▶ Task directions
Write the data out again, character for character, with no images.

═══ Records for processing

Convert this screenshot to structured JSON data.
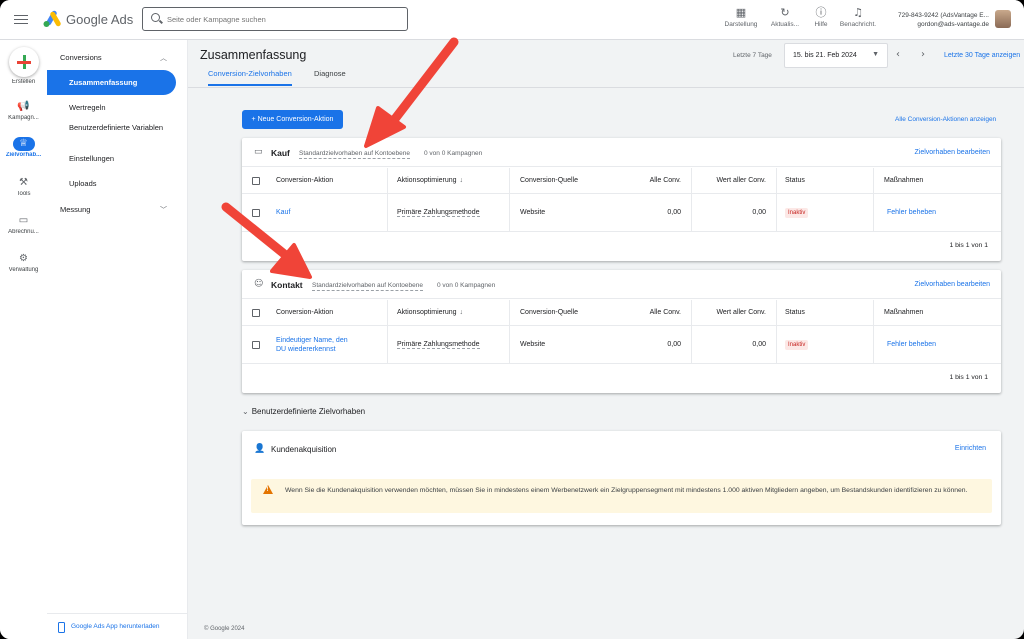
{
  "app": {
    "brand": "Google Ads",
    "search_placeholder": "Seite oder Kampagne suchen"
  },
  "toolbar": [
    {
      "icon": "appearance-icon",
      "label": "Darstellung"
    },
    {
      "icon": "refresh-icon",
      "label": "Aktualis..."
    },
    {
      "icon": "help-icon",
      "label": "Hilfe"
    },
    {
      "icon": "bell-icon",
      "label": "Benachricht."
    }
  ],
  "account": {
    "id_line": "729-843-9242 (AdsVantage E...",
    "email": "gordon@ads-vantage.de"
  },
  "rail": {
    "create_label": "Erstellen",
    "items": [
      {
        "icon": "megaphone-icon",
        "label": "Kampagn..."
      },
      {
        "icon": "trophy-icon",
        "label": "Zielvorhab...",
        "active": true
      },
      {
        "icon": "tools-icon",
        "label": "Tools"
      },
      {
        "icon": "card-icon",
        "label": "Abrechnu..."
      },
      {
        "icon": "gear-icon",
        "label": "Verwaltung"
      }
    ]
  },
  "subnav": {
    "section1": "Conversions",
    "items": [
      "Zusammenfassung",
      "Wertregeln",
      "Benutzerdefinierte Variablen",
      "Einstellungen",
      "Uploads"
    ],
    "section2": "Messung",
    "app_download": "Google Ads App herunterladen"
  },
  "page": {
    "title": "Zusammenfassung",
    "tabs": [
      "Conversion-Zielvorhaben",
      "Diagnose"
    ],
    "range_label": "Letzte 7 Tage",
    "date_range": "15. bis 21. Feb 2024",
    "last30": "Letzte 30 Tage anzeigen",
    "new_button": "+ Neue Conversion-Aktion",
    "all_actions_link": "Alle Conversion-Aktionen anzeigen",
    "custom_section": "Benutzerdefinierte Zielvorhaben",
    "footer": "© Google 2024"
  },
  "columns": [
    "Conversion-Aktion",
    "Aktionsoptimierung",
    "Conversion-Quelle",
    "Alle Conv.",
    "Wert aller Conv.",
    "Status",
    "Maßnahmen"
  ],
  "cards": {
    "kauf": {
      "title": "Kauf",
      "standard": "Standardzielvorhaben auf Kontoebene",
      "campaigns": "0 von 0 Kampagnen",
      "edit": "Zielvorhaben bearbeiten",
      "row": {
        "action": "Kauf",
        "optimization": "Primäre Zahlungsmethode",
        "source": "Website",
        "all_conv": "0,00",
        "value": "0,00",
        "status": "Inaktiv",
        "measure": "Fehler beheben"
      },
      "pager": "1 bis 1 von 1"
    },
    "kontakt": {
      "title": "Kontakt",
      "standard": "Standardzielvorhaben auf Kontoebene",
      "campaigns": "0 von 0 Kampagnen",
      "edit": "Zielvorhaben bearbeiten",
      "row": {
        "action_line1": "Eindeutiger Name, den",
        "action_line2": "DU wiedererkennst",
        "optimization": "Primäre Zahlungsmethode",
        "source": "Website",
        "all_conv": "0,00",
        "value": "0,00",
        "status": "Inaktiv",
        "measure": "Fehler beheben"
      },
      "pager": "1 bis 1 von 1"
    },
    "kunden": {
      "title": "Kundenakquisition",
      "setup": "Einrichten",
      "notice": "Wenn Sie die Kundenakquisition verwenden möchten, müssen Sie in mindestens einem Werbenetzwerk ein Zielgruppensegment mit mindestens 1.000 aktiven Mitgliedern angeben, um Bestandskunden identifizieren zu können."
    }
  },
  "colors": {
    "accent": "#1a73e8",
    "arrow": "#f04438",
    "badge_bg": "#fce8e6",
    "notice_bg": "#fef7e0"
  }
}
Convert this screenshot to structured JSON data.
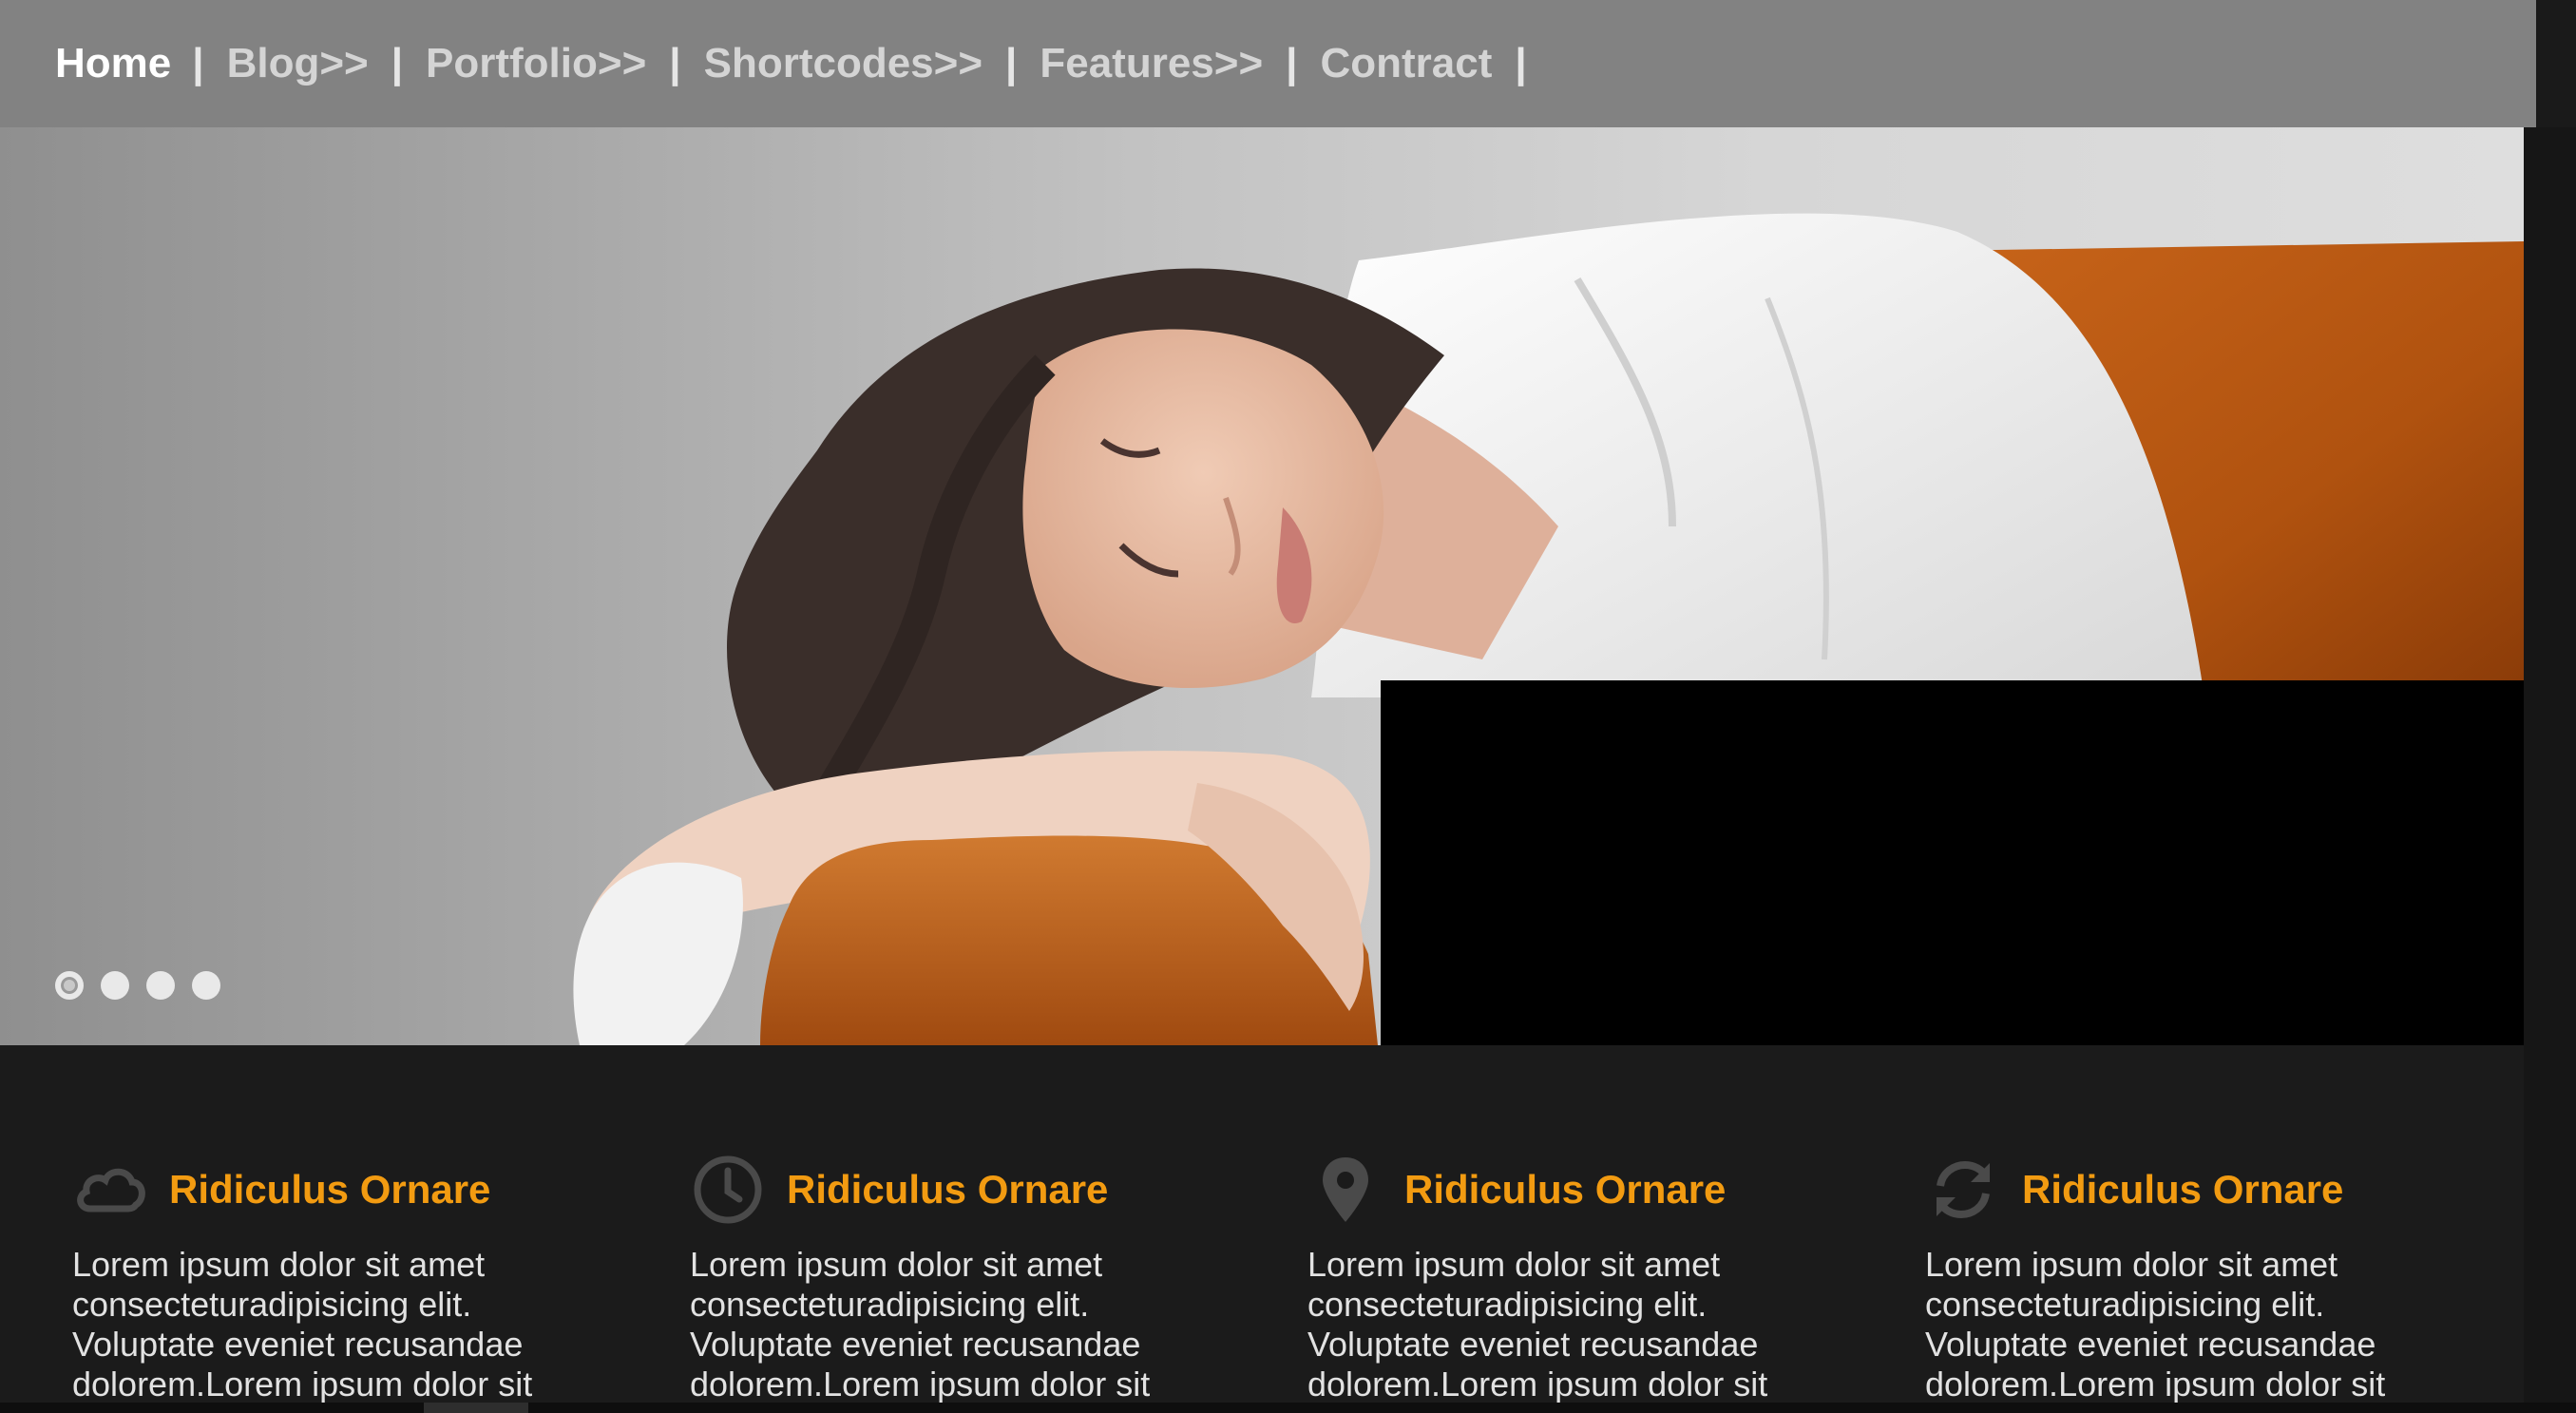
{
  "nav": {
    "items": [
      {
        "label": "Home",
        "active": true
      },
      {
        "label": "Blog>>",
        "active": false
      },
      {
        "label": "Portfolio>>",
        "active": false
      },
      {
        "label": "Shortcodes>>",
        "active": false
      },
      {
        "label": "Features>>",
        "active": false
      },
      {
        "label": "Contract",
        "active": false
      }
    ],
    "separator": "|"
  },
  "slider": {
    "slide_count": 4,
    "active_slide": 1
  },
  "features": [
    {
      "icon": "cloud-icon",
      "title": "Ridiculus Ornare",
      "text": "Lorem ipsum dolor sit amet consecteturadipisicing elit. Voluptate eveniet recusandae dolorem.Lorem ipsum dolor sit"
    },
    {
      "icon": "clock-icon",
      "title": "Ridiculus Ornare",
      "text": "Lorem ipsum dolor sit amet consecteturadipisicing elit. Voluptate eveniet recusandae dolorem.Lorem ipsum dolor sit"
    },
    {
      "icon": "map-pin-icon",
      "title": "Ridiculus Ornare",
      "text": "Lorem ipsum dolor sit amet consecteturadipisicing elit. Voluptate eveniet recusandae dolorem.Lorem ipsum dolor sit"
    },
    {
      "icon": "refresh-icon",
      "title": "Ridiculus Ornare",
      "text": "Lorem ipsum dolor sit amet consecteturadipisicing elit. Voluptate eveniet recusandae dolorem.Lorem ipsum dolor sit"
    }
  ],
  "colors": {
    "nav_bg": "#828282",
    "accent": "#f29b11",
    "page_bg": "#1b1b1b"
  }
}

══════

▶ Worked answer
Convert this screenshot to structured JSON data.
{
  "app": {
    "brand": "Google Ads",
    "search_placeholder": "Seite oder Kampagne suchen"
  },
  "toolbar": [
    {
      "icon": "appearance-icon",
      "label": "Darstellung"
    },
    {
      "icon": "refresh-icon",
      "label": "Aktualis..."
    },
    {
      "icon": "help-icon",
      "label": "Hilfe"
    },
    {
      "icon": "bell-icon",
      "label": "Benachricht."
    }
  ],
  "account": {
    "id_line": "729-843-9242 (AdsVantage E...",
    "email": "gordon@ads-vantage.de"
  },
  "rail": {
    "create_label": "Erstellen",
    "items": [
      {
        "icon": "megaphone-icon",
        "label": "Kampagn..."
      },
      {
        "icon": "trophy-icon",
        "label": "Zielvorhab...",
        "active": true
      },
      {
        "icon": "tools-icon",
        "label": "Tools"
      },
      {
        "icon": "card-icon",
        "label": "Abrechnu..."
      },
      {
        "icon": "gear-icon",
        "label": "Verwaltung"
      }
    ]
  },
  "subnav": {
    "section1": "Conversions",
    "items": [
      "Zusammenfassung",
      "Wertregeln",
      "Benutzerdefinierte Variablen",
      "Einstellungen",
      "Uploads"
    ],
    "section2": "Messung",
    "app_download": "Google Ads App herunterladen"
  },
  "page": {
    "title": "Zusammenfassung",
    "tabs": [
      "Conversion-Zielvorhaben",
      "Diagnose"
    ],
    "range_label": "Letzte 7 Tage",
    "date_range": "15. bis 21. Feb 2024",
    "last30": "Letzte 30 Tage anzeigen",
    "new_button": "+ Neue Conversion-Aktion",
    "all_actions_link": "Alle Conversion-Aktionen anzeigen",
    "custom_section": "Benutzerdefinierte Zielvorhaben",
    "footer": "© Google 2024"
  },
  "columns": [
    "Conversion-Aktion",
    "Aktionsoptimierung",
    "Conversion-Quelle",
    "Alle Conv.",
    "Wert aller Conv.",
    "Status",
    "Maßnahmen"
  ],
  "cards": {
    "kauf": {
      "title": "Kauf",
      "standard": "Standardzielvorhaben auf Kontoebene",
      "campaigns": "0 von 0 Kampagnen",
      "edit": "Zielvorhaben bearbeiten",
      "row": {
        "action": "Kauf",
        "optimization": "Primäre Zahlungsmethode",
        "source": "Website",
        "all_conv": "0,00",
        "value": "0,00",
        "status": "Inaktiv",
        "measure": "Fehler beheben"
      },
      "pager": "1 bis 1 von 1"
    },
    "kontakt": {
      "title": "Kontakt",
      "standard": "Standardzielvorhaben auf Kontoebene",
      "campaigns": "0 von 0 Kampagnen",
      "edit": "Zielvorhaben bearbeiten",
      "row": {
        "action_line1": "Eindeutiger Name, den",
        "action_line2": "DU wiedererkennst",
        "optimization": "Primäre Zahlungsmethode",
        "source": "Website",
        "all_conv": "0,00",
        "value": "0,00",
        "status": "Inaktiv",
        "measure": "Fehler beheben"
      },
      "pager": "1 bis 1 von 1"
    },
    "kunden": {
      "title": "Kundenakquisition",
      "setup": "Einrichten",
      "notice": "Wenn Sie die Kundenakquisition verwenden möchten, müssen Sie in mindestens einem Werbenetzwerk ein Zielgruppensegment mit mindestens 1.000 aktiven Mitgliedern angeben, um Bestandskunden identifizieren zu können."
    }
  },
  "colors": {
    "accent": "#1a73e8",
    "arrow": "#f04438",
    "badge_bg": "#fce8e6",
    "notice_bg": "#fef7e0"
  }
}
Convert this screenshot to structured JSON data.
{
  "nav": {
    "items": [
      {
        "label": "Home",
        "active": true
      },
      {
        "label": "Blog>>",
        "active": false
      },
      {
        "label": "Portfolio>>",
        "active": false
      },
      {
        "label": "Shortcodes>>",
        "active": false
      },
      {
        "label": "Features>>",
        "active": false
      },
      {
        "label": "Contract",
        "active": false
      }
    ],
    "separator": "|"
  },
  "slider": {
    "slide_count": 4,
    "active_slide": 1
  },
  "features": [
    {
      "icon": "cloud-icon",
      "title": "Ridiculus Ornare",
      "text": "Lorem ipsum dolor sit amet consecteturadipisicing elit. Voluptate eveniet recusandae dolorem.Lorem ipsum dolor sit"
    },
    {
      "icon": "clock-icon",
      "title": "Ridiculus Ornare",
      "text": "Lorem ipsum dolor sit amet consecteturadipisicing elit. Voluptate eveniet recusandae dolorem.Lorem ipsum dolor sit"
    },
    {
      "icon": "map-pin-icon",
      "title": "Ridiculus Ornare",
      "text": "Lorem ipsum dolor sit amet consecteturadipisicing elit. Voluptate eveniet recusandae dolorem.Lorem ipsum dolor sit"
    },
    {
      "icon": "refresh-icon",
      "title": "Ridiculus Ornare",
      "text": "Lorem ipsum dolor sit amet consecteturadipisicing elit. Voluptate eveniet recusandae dolorem.Lorem ipsum dolor sit"
    }
  ],
  "colors": {
    "nav_bg": "#828282",
    "accent": "#f29b11",
    "page_bg": "#1b1b1b"
  }
}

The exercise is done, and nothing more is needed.